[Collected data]

----

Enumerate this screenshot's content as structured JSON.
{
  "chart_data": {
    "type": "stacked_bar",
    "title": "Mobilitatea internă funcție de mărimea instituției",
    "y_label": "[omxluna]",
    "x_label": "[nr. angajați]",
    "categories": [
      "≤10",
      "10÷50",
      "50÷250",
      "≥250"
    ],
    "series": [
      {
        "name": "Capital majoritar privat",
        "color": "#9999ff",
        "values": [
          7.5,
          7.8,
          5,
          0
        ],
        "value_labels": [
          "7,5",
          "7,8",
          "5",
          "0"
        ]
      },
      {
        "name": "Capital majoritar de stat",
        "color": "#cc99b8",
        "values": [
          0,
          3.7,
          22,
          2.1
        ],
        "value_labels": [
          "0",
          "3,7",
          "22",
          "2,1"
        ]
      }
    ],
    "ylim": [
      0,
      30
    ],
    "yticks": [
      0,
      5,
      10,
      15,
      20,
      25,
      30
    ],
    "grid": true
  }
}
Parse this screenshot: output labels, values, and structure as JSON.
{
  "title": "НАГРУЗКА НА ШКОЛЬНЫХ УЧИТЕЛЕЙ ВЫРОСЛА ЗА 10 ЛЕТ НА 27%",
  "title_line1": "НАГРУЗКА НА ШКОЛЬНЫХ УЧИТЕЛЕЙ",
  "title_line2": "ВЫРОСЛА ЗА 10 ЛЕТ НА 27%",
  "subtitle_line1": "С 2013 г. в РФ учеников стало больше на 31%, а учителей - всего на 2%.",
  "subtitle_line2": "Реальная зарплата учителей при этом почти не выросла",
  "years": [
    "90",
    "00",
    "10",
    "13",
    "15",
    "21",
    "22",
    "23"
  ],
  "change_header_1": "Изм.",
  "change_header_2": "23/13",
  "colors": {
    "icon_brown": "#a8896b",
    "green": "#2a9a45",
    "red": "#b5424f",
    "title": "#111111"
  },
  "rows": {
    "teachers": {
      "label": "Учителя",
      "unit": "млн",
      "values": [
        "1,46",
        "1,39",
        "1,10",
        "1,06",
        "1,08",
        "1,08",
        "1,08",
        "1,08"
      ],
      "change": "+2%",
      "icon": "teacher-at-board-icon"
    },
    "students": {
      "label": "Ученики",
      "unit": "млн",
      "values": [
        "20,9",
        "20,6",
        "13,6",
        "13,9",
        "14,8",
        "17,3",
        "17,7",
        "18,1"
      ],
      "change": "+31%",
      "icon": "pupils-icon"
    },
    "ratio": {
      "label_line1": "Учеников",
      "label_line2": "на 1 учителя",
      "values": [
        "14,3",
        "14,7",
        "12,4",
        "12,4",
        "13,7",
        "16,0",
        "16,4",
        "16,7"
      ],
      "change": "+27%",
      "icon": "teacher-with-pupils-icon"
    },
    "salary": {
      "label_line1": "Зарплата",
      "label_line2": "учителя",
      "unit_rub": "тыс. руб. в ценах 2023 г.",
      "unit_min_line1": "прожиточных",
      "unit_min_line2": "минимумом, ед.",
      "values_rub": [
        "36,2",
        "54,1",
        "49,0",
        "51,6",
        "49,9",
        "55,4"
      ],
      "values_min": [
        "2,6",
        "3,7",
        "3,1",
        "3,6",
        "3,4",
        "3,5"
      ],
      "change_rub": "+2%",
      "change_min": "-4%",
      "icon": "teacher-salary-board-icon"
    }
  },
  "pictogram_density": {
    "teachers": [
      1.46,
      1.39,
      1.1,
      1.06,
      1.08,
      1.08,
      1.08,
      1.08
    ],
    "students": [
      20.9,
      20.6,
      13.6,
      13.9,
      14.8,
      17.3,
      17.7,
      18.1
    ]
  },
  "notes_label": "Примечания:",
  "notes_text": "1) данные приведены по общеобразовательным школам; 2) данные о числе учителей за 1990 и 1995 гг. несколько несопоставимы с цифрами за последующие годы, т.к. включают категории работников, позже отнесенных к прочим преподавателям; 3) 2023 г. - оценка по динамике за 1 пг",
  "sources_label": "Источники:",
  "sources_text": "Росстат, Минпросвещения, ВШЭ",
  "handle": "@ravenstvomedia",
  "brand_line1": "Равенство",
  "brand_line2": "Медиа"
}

----

What is expected:
Copy out each record exactly as given, omitting none.

Task output:
Enumerate this screenshot's content as structured JSON.
{
  "chart_data": {
    "type": "stacked_bar",
    "title": "Mobilitatea internă funcție de mărimea instituției",
    "y_label": "[omxluna]",
    "x_label": "[nr. angajați]",
    "categories": [
      "≤10",
      "10÷50",
      "50÷250",
      "≥250"
    ],
    "series": [
      {
        "name": "Capital majoritar privat",
        "color": "#9999ff",
        "values": [
          7.5,
          7.8,
          5,
          0
        ],
        "value_labels": [
          "7,5",
          "7,8",
          "5",
          "0"
        ]
      },
      {
        "name": "Capital majoritar de stat",
        "color": "#cc99b8",
        "values": [
          0,
          3.7,
          22,
          2.1
        ],
        "value_labels": [
          "0",
          "3,7",
          "22",
          "2,1"
        ]
      }
    ],
    "ylim": [
      0,
      30
    ],
    "yticks": [
      0,
      5,
      10,
      15,
      20,
      25,
      30
    ],
    "grid": true
  }
}
Parse this screenshot: output labels, values, and structure as JSON.
{
  "title": "НАГРУЗКА НА ШКОЛЬНЫХ УЧИТЕЛЕЙ ВЫРОСЛА ЗА 10 ЛЕТ НА 27%",
  "title_line1": "НАГРУЗКА НА ШКОЛЬНЫХ УЧИТЕЛЕЙ",
  "title_line2": "ВЫРОСЛА ЗА 10 ЛЕТ НА 27%",
  "subtitle_line1": "С 2013 г. в РФ учеников стало больше на 31%, а учителей - всего на 2%.",
  "subtitle_line2": "Реальная зарплата учителей при этом почти не выросла",
  "years": [
    "90",
    "00",
    "10",
    "13",
    "15",
    "21",
    "22",
    "23"
  ],
  "change_header_1": "Изм.",
  "change_header_2": "23/13",
  "colors": {
    "icon_brown": "#a8896b",
    "green": "#2a9a45",
    "red": "#b5424f",
    "title": "#111111"
  },
  "rows": {
    "teachers": {
      "label": "Учителя",
      "unit": "млн",
      "values": [
        "1,46",
        "1,39",
        "1,10",
        "1,06",
        "1,08",
        "1,08",
        "1,08",
        "1,08"
      ],
      "change": "+2%",
      "icon": "teacher-at-board-icon"
    },
    "students": {
      "label": "Ученики",
      "unit": "млн",
      "values": [
        "20,9",
        "20,6",
        "13,6",
        "13,9",
        "14,8",
        "17,3",
        "17,7",
        "18,1"
      ],
      "change": "+31%",
      "icon": "pupils-icon"
    },
    "ratio": {
      "label_line1": "Учеников",
      "label_line2": "на 1 учителя",
      "values": [
        "14,3",
        "14,7",
        "12,4",
        "12,4",
        "13,7",
        "16,0",
        "16,4",
        "16,7"
      ],
      "change": "+27%",
      "icon": "teacher-with-pupils-icon"
    },
    "salary": {
      "label_line1": "Зарплата",
      "label_line2": "учителя",
      "unit_rub": "тыс. руб. в ценах 2023 г.",
      "unit_min_line1": "прожиточных",
      "unit_min_line2": "минимумом, ед.",
      "values_rub": [
        "36,2",
        "54,1",
        "49,0",
        "51,6",
        "49,9",
        "55,4"
      ],
      "values_min": [
        "2,6",
        "3,7",
        "3,1",
        "3,6",
        "3,4",
        "3,5"
      ],
      "change_rub": "+2%",
      "change_min": "-4%",
      "icon": "teacher-salary-board-icon"
    }
  },
  "pictogram_density": {
    "teachers": [
      1.46,
      1.39,
      1.1,
      1.06,
      1.08,
      1.08,
      1.08,
      1.08
    ],
    "students": [
      20.9,
      20.6,
      13.6,
      13.9,
      14.8,
      17.3,
      17.7,
      18.1
    ]
  },
  "notes_label": "Примечания:",
  "notes_text": "1) данные приведены по общеобразовательным школам; 2) данные о числе учителей за 1990 и 1995 гг. несколько несопоставимы с цифрами за последующие годы, т.к. включают категории работников, позже отнесенных к прочим преподавателям; 3) 2023 г. - оценка по динамике за 1 пг",
  "sources_label": "Источники:",
  "sources_text": "Росстат, Минпросвещения, ВШЭ",
  "handle": "@ravenstvomedia",
  "brand_line1": "Равенство",
  "brand_line2": "Медиа"
}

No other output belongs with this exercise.